__Task details__: Extract all of the entries and set them down verbatim.

▼▼▼

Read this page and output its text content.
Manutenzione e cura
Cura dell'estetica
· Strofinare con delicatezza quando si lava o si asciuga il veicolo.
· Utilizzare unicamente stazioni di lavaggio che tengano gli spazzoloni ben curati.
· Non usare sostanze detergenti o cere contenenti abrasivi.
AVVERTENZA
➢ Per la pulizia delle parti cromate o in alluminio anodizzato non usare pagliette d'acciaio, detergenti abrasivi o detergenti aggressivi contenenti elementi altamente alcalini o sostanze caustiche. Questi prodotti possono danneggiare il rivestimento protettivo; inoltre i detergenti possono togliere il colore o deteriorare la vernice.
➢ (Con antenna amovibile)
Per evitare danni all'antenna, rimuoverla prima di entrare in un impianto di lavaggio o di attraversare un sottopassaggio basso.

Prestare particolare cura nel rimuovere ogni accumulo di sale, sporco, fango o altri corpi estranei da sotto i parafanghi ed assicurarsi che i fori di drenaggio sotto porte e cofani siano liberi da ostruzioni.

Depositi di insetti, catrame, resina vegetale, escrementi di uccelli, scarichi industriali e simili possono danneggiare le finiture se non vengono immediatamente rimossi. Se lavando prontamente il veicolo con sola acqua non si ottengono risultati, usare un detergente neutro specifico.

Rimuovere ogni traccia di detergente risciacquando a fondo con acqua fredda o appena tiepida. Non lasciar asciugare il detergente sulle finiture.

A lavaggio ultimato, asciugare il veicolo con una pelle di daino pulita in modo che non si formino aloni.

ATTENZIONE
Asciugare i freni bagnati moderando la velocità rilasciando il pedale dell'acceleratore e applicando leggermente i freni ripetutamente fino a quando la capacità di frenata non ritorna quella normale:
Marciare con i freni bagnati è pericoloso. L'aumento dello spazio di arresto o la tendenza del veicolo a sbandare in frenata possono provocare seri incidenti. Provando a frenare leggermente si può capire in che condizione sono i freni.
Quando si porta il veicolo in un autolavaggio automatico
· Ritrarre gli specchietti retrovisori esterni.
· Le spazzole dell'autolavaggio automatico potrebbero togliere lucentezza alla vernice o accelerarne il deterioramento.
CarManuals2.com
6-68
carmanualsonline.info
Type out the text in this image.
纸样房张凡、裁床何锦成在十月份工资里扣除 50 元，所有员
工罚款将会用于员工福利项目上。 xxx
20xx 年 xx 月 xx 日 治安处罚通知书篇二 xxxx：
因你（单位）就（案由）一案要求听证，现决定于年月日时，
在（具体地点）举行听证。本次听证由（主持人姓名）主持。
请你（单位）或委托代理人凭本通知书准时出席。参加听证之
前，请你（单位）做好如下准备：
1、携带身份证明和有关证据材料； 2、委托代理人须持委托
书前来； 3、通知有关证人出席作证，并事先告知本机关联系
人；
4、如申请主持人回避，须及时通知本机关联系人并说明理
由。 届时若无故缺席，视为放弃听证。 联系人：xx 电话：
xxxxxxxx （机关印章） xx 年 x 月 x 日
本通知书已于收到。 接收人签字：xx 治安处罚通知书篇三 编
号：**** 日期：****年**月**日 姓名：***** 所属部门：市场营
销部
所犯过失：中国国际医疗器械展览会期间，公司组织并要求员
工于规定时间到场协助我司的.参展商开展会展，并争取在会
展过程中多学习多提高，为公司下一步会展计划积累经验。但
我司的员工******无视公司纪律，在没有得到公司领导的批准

▲▲▲

__Exercise answer__:
Read this page and output its text content.
Manutenzione e cura
Cura dell'estetica
· Strofinare con delicatezza quando si lava o si asciuga il veicolo.
· Utilizzare unicamente stazioni di lavaggio che tengano gli spazzoloni ben curati.
· Non usare sostanze detergenti o cere contenenti abrasivi.
AVVERTENZA
➢ Per la pulizia delle parti cromate o in alluminio anodizzato non usare pagliette d'acciaio, detergenti abrasivi o detergenti aggressivi contenenti elementi altamente alcalini o sostanze caustiche. Questi prodotti possono danneggiare il rivestimento protettivo; inoltre i detergenti possono togliere il colore o deteriorare la vernice.
➢ (Con antenna amovibile)
Per evitare danni all'antenna, rimuoverla prima di entrare in un impianto di lavaggio o di attraversare un sottopassaggio basso.

Prestare particolare cura nel rimuovere ogni accumulo di sale, sporco, fango o altri corpi estranei da sotto i parafanghi ed assicurarsi che i fori di drenaggio sotto porte e cofani siano liberi da ostruzioni.

Depositi di insetti, catrame, resina vegetale, escrementi di uccelli, scarichi industriali e simili possono danneggiare le finiture se non vengono immediatamente rimossi. Se lavando prontamente il veicolo con sola acqua non si ottengono risultati, usare un detergente neutro specifico.

Rimuovere ogni traccia di detergente risciacquando a fondo con acqua fredda o appena tiepida. Non lasciar asciugare il detergente sulle finiture.

A lavaggio ultimato, asciugare il veicolo con una pelle di daino pulita in modo che non si formino aloni.

ATTENZIONE
Asciugare i freni bagnati moderando la velocità rilasciando il pedale dell'acceleratore e applicando leggermente i freni ripetutamente fino a quando la capacità di frenata non ritorna quella normale:
Marciare con i freni bagnati è pericoloso. L'aumento dello spazio di arresto o la tendenza del veicolo a sbandare in frenata possono provocare seri incidenti. Provando a frenare leggermente si può capire in che condizione sono i freni.
Quando si porta il veicolo in un autolavaggio automatico
· Ritrarre gli specchietti retrovisori esterni.
· Le spazzole dell'autolavaggio automatico potrebbero togliere lucentezza alla vernice o accelerarne il deterioramento.
CarManuals2.com
6-68
carmanualsonline.info
Type out the text in this image.
纸样房张凡、裁床何锦成在十月份工资里扣除 50 元，所有员
工罚款将会用于员工福利项目上。 xxx
20xx 年 xx 月 xx 日 治安处罚通知书篇二 xxxx：
因你（单位）就（案由）一案要求听证，现决定于年月日时，
在（具体地点）举行听证。本次听证由（主持人姓名）主持。
请你（单位）或委托代理人凭本通知书准时出席。参加听证之
前，请你（单位）做好如下准备：
1、携带身份证明和有关证据材料； 2、委托代理人须持委托
书前来； 3、通知有关证人出席作证，并事先告知本机关联系
人；
4、如申请主持人回避，须及时通知本机关联系人并说明理
由。 届时若无故缺席，视为放弃听证。 联系人：xx 电话：
xxxxxxxx （机关印章） xx 年 x 月 x 日
本通知书已于收到。 接收人签字：xx 治安处罚通知书篇三 编
号：**** 日期：****年**月**日 姓名：***** 所属部门：市场营
销部
所犯过失：中国国际医疗器械展览会期间，公司组织并要求员
工于规定时间到场协助我司的.参展商开展会展，并争取在会
展过程中多学习多提高，为公司下一步会展计划积累经验。但
我司的员工******无视公司纪律，在没有得到公司领导的批准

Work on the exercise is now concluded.